| As suas tarefas |
• a. Responda a estas perguntas com base no texto:
(i) Que artigo da Lei de Terras determina que a caducidade das concessões é declarada por despacho do Chefe do Executivo?
(ii) Qual é o prazo-limite a que se alude no artigo 47.º da Lei de Terras?
(iii) Mediante a apresentação de que documento se faz a prova de aproveitamento do terreno urbano?
• b. Estas afirmações estão de acordo com o texto? Responda sim ou não a cada uma e cite as palavras do texto que o decidem.
(i) As concessões provisórias podem ser renovadas sem qualquer restrição.
(ii) O despacho que declara a caducidade das concessões é publicado no Boletim Oficial.
(iii) Os princípios da boa-fé e da igualdade aplicam-se aos actos vinculados da Administração.
• c. Segundo o texto, porque não há necessidade de ponderar os princípios da boa-fé e da igualdade ao declarar a caducidade da concessão? Responda em uma a três frases.

| Texto |
---
Há-de frisar ainda que as concessões provisórias não podem ser renovadas, salvo a seguinte excepção: a requerimento do concessionário e com autorização prévia do Chefe do Executivo, caso o respectivo terreno se encontre anexado a um terreno concedido a título definitivo e ambos estejam a ser aproveitados em conjunto (artigo 48.º, n.º 1 e 2 da Lei de Terras), o que não é o caso. Fora deste condicionalismo, não pode haver lugar a renovação das concessões provisórias.
E mesmo que se recorra ao regime de suspensão ou prorrogação do prazo de aproveitamento, por eventual motivo não imputável ao concessionário e que o Chefe do Executivo considere justificativo, ao abrigo dos termos previstos no n.º 5 do artigo 104.º da Lei de Terras, também nunca pode ultrapassar o prazo-limite de 25 anos a que se alude no artigo 47.º da mesma Lei.
Preceitua-se no artigo 167.º da Lei de Terras que “A caducidade das concessões, provisórias e definitivas, é declarada por despacho do Chefe do Executivo, publicado no Boletim Oficial”.
Conforme ficou decidido no recente Acórdão do TUI, no Processo n.º 7/2018: “Decorrido o prazo de 25 anos da concessão provisória (se outro prazo não estiver fixado no contrato) o Chefe do Executivo deve declarar a caducidade do contrato se considerar que, no mencionado prazo, não foram cumpridas as cláusulas de aproveitamento previamente estabelecidas.”
Ou seja, trata-se de um dos efeitos impostos pela Lei de Terras e não cabe à Administração decidir se declara ou não declara a caducidade, pois é um acto vinculado do Chefe do Executivo.
Assim, incumbe ao Chefe do Executivo declarar a caducidade pelo decurso do prazo da concessão, caso o concessionário não consiga apresentar a licença de utilização (artigo 130.º Lei de Terras), porque é mediante a apresentação desta licença que se faz a prova de aproveitamento do terreno urbano.
Sendo uma actividade vinculada da Administração, ao declarar a caducidade da concessão após decorrido o prazo máximo de 25 anos, a Administração está a cumprir rigorosamente um dever legal imposto pela Lei de Terras.
Assim, na medida em que a Administração tem o dever de declarar a caducidade da concessão se não houver prova do aproveitamento do terreno, não se vislumbra qualquer necessidade de ponderação dos princípios da boa-fé e da igualdade, os quais só se aplicam aos actos administrativos discricionários.
---
| Secção de dados |
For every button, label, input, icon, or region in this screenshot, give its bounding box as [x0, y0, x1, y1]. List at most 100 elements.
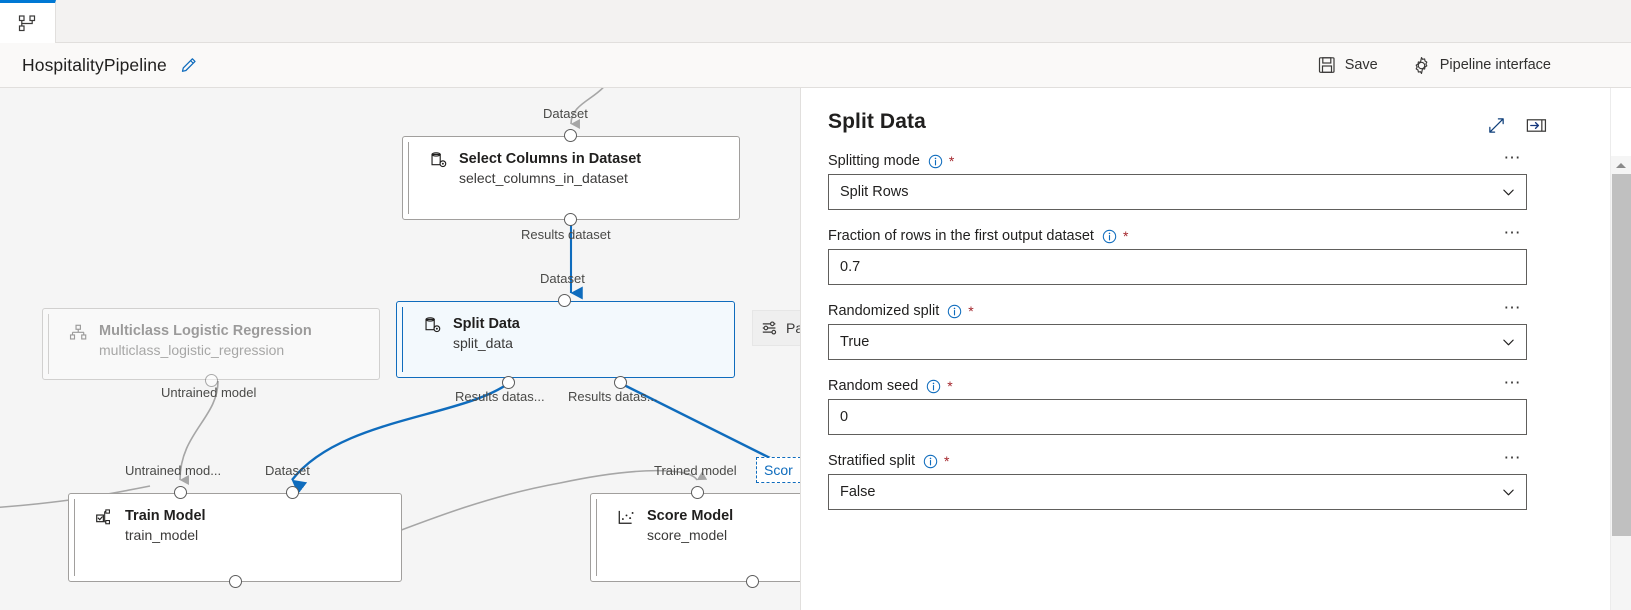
---
| Lista de respostas |
• a.
(i) O artigo 167.º.
(ii) 25 anos.
(iii) A licença de utilização.

• b.
(i) Não: "as concessões provisórias não podem ser renovadas, salvo a seguinte excepção".
(ii) Sim: "é declarada por despacho do Chefe do Executivo, publicado no Boletim Oficial".
(iii) Não: "os quais só se aplicam aos actos administrativos discricionários".

• c. A Administração tem o dever de declarar a caducidade da concessão se não houver prova do aproveitamento do terreno, pelo que se trata de um acto vinculado. Os princípios da boa-fé e da igualdade só se aplicam aos actos administrativos discricionários.